Task brief —
Of the lines below, count those containing the word "финансиро". Reply with the number alone.
[start]
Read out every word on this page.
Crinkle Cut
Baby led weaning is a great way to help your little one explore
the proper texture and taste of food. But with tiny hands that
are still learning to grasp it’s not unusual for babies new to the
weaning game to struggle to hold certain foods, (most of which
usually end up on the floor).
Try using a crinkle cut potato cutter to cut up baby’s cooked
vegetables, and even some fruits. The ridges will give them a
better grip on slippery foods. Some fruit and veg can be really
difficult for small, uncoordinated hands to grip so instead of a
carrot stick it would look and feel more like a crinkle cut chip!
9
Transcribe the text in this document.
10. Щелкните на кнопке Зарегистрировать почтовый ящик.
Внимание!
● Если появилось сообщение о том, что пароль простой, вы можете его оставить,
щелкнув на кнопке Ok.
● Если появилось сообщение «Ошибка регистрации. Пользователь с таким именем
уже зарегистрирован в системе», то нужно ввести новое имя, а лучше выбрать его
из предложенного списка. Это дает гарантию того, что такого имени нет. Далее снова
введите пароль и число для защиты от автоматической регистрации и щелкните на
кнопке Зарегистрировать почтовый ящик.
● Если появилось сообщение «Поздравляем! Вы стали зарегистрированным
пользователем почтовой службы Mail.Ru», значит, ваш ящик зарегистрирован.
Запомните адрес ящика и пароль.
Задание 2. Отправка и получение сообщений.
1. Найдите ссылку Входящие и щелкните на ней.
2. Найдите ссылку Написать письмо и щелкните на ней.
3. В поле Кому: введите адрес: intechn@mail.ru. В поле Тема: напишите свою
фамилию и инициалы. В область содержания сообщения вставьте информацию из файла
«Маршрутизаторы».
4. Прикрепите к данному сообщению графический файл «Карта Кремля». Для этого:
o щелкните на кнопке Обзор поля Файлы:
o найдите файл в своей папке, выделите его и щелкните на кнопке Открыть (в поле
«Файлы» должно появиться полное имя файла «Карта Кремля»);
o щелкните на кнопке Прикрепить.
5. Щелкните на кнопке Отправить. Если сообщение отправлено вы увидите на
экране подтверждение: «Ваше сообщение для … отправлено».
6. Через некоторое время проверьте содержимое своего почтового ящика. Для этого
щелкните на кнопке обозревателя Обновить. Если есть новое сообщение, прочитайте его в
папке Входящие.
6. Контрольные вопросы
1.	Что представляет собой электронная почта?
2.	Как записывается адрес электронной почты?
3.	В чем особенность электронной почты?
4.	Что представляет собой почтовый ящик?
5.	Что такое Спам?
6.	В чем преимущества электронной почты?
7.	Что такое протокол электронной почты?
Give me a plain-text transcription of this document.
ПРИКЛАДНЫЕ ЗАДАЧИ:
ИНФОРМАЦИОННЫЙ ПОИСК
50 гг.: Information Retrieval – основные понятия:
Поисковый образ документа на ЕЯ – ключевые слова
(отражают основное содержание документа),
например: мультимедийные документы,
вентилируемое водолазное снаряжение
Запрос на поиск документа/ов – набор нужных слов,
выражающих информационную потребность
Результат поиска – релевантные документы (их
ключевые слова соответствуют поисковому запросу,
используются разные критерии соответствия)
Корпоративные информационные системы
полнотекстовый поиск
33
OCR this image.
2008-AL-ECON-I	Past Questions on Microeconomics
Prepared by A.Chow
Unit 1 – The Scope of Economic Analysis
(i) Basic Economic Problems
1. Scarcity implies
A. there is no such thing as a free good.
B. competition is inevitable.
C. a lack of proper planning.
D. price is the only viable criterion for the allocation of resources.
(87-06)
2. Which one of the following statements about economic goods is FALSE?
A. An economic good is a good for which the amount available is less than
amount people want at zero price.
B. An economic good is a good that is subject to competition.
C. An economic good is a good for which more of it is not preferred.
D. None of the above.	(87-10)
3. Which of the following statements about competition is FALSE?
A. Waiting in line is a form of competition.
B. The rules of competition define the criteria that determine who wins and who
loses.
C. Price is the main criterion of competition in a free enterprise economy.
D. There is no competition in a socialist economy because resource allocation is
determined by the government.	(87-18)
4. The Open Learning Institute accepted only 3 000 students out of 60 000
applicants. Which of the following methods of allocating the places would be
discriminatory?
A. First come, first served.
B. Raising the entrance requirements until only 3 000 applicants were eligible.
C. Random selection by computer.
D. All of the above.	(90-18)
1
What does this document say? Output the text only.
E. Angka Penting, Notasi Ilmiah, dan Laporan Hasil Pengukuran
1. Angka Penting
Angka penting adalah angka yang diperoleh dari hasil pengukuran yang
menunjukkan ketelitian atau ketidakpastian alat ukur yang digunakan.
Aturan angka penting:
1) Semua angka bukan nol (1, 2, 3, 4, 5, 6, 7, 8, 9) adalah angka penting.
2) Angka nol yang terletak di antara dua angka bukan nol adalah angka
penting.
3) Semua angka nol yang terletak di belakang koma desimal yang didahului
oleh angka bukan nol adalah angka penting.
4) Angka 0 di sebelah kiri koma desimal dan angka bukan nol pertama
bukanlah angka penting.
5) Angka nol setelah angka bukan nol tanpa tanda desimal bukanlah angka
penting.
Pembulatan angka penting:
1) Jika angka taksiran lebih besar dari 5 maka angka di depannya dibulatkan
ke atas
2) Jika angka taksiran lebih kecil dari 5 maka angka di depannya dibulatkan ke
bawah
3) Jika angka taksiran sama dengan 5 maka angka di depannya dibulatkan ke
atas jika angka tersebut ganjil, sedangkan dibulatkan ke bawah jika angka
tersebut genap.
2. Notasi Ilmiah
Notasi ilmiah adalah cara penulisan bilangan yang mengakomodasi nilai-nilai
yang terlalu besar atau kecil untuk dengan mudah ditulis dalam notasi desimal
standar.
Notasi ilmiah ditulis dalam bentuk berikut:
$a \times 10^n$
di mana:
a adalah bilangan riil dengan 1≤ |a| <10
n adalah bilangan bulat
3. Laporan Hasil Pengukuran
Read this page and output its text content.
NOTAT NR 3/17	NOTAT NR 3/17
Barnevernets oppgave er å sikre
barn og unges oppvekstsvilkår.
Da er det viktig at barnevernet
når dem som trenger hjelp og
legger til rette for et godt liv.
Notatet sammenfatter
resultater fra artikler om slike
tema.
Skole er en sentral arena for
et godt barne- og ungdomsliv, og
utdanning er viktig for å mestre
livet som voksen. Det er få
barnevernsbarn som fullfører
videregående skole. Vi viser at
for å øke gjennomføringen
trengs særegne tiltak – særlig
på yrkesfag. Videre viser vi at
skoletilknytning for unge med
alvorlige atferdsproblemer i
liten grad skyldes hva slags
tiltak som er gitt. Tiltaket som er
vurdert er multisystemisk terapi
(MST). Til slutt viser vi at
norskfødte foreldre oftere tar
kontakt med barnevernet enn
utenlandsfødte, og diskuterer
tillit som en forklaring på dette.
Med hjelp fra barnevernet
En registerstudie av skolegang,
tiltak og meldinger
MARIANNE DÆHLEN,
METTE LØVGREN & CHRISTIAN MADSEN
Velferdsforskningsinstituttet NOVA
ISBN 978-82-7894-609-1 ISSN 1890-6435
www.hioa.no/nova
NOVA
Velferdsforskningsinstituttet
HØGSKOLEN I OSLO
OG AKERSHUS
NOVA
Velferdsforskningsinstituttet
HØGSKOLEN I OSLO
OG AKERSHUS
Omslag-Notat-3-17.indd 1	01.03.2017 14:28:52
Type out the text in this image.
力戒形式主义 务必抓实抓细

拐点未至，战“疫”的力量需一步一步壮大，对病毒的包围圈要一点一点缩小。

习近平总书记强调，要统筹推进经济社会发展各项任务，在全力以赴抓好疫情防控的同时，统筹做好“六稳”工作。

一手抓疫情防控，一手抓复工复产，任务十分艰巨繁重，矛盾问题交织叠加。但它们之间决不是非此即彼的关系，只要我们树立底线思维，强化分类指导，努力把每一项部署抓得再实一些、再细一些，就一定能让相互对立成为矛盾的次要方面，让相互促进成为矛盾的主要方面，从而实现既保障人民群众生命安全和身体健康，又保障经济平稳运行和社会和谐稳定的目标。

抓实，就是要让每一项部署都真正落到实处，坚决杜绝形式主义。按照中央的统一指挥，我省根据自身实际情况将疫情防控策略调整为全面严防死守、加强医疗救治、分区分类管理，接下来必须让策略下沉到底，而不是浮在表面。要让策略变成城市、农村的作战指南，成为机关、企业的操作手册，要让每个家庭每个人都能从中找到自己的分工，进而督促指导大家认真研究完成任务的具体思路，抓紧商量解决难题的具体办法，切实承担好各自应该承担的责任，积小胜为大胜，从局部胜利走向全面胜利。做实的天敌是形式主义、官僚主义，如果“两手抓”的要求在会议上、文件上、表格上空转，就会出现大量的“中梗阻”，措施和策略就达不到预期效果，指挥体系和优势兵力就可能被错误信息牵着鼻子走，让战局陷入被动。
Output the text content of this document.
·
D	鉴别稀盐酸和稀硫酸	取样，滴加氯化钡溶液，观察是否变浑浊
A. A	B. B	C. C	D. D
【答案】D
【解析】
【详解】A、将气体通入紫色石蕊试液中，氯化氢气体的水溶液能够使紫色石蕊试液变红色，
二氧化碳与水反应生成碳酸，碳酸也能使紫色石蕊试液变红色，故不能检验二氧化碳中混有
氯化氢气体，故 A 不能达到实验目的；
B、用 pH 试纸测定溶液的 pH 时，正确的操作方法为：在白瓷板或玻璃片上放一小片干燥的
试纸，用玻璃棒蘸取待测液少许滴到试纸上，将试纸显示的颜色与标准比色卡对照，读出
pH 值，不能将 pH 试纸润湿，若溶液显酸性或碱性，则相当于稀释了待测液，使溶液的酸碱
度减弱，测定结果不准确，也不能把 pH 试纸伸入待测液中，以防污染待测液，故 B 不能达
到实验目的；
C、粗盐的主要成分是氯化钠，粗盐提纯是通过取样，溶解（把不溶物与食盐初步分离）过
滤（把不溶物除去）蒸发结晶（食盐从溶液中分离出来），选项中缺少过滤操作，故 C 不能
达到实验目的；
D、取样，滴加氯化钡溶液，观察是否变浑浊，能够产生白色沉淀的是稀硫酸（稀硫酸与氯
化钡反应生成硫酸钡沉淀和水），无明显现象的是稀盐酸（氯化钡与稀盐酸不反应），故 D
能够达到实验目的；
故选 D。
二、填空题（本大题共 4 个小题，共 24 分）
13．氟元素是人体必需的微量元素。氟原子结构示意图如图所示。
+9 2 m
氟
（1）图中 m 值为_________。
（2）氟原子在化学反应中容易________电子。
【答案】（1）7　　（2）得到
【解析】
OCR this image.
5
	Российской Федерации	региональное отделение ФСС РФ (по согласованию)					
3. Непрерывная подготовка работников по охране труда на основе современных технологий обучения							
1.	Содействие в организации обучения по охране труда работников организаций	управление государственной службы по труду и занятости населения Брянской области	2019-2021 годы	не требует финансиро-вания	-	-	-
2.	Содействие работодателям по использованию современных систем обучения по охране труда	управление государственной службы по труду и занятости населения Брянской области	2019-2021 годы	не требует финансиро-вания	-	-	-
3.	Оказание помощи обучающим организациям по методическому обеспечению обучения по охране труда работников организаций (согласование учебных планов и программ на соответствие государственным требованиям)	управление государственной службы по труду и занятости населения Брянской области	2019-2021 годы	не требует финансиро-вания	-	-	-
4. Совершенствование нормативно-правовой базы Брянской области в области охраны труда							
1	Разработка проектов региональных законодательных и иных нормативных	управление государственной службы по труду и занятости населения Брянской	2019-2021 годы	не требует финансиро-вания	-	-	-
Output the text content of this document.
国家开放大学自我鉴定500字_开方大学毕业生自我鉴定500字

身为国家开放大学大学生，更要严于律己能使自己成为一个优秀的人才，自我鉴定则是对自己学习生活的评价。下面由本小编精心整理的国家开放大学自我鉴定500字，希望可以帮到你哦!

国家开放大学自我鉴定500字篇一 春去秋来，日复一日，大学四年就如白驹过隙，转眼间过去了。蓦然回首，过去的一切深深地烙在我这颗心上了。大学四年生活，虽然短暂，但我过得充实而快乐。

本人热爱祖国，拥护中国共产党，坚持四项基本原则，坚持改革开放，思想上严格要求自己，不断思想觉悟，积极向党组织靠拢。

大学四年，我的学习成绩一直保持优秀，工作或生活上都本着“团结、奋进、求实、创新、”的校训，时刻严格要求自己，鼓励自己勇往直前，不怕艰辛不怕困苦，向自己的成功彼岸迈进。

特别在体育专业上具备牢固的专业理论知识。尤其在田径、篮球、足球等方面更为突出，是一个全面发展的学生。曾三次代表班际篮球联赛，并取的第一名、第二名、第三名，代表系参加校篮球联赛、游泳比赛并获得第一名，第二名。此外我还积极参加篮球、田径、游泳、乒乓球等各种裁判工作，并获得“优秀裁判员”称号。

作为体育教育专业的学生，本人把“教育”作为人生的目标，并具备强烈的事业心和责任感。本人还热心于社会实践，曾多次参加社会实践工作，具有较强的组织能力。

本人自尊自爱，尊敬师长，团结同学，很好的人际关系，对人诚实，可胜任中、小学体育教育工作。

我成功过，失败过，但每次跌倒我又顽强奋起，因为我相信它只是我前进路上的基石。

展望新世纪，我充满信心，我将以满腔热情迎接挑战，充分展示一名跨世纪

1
[end]
The output —
4